___ Given information ___

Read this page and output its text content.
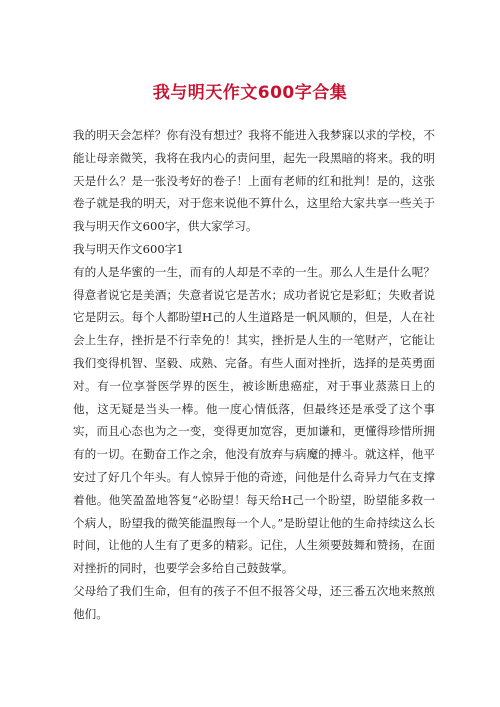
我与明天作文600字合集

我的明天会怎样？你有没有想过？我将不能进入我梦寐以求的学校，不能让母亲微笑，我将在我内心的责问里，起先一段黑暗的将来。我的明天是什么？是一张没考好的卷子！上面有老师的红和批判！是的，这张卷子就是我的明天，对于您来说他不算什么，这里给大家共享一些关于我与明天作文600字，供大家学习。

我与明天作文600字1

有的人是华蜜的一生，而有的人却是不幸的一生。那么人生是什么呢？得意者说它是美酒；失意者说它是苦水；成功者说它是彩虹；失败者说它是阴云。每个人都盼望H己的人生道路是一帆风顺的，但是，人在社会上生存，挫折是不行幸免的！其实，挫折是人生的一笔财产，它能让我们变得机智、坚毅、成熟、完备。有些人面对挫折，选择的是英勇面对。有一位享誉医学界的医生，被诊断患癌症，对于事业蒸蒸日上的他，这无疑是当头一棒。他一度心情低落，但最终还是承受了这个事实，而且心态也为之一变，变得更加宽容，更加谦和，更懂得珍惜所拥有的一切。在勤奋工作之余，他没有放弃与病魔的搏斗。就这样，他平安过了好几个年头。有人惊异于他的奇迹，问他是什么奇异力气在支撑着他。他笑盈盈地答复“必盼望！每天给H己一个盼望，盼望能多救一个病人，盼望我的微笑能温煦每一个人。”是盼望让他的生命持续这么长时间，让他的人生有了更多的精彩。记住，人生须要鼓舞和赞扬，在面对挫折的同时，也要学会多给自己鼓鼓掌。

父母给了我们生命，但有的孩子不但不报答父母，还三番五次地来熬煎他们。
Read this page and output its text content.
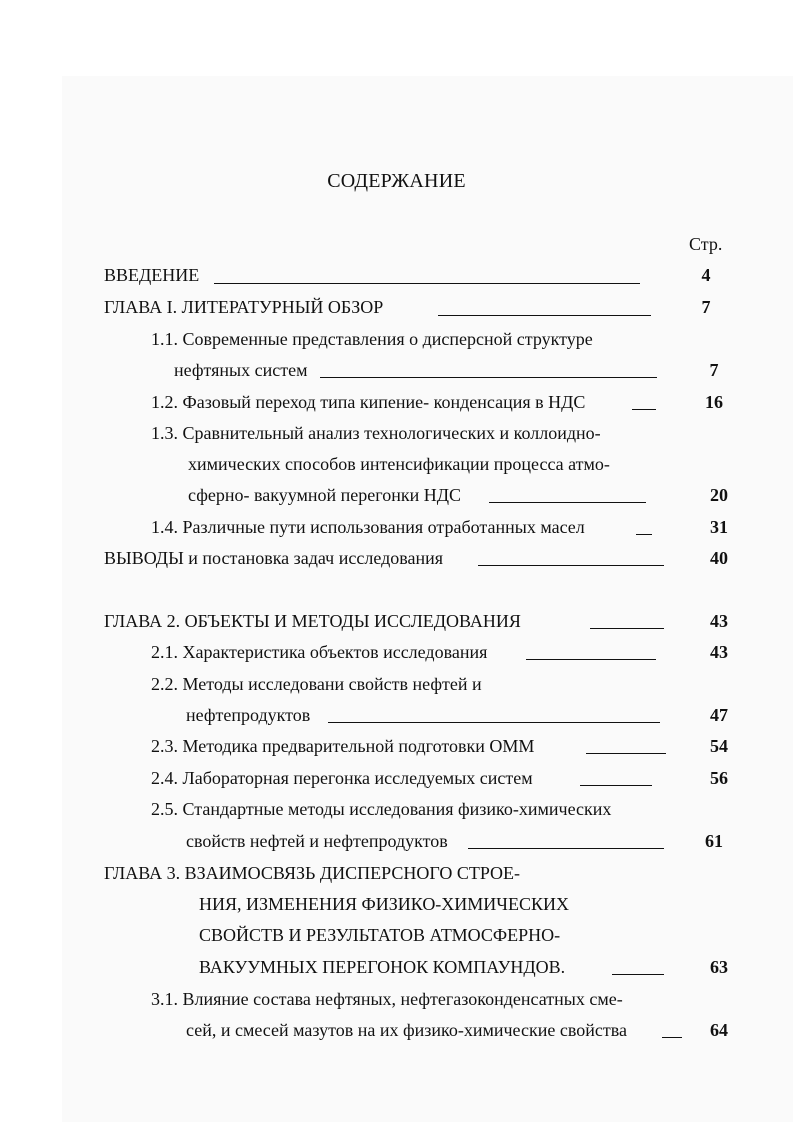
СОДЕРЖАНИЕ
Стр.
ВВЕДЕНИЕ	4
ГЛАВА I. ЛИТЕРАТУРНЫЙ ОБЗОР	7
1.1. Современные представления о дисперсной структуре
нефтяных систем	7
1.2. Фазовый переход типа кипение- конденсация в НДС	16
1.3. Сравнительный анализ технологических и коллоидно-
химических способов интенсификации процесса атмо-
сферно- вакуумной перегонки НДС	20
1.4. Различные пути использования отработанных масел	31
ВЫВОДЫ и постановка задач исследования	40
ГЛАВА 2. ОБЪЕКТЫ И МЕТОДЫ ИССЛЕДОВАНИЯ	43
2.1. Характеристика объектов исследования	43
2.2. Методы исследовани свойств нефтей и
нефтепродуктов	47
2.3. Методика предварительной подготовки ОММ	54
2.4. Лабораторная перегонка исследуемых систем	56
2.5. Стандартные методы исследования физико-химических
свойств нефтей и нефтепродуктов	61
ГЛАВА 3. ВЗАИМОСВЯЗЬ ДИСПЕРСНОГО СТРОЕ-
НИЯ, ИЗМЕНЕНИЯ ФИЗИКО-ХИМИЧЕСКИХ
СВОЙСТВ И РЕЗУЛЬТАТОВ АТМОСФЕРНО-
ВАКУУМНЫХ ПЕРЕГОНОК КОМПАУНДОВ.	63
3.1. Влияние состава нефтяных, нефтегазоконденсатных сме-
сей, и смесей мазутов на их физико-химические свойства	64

___
___ Given information ___

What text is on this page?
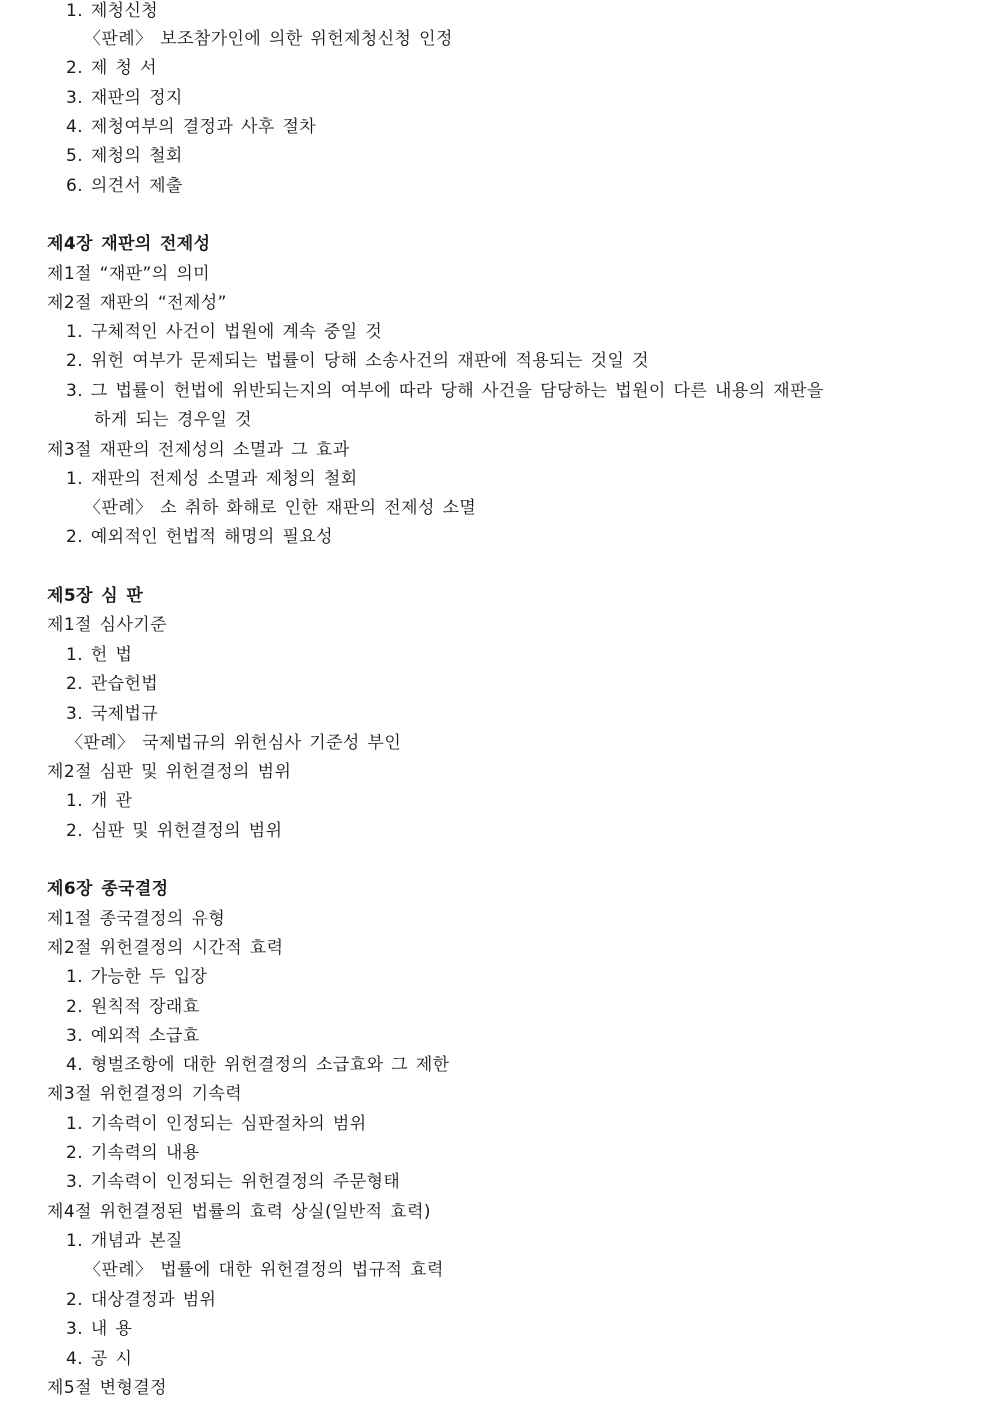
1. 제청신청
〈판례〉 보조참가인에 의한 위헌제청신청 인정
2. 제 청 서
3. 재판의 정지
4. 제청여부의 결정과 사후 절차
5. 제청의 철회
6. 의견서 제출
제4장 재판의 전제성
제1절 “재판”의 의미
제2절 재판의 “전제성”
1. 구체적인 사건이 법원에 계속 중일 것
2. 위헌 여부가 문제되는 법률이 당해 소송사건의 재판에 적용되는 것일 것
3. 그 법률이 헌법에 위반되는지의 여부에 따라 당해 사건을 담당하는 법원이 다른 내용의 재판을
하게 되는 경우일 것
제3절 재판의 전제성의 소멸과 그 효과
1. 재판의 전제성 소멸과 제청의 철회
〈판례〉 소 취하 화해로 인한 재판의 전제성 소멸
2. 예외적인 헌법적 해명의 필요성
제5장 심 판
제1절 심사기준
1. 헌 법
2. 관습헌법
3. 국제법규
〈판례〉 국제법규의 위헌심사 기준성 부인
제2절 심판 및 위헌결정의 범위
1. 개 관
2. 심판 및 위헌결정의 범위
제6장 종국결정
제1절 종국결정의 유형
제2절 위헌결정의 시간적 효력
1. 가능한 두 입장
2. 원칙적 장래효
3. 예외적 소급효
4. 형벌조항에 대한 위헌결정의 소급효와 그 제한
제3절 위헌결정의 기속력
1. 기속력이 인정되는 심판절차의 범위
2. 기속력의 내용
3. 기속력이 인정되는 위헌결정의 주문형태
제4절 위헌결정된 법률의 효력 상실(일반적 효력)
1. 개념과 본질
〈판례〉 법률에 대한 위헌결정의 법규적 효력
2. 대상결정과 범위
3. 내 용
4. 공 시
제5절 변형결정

___

Find every line that holds "기속력이" and copy it.

1. 기속력이 인정되는 심판절차의 범위
3. 기속력이 인정되는 위헌결정의 주문형태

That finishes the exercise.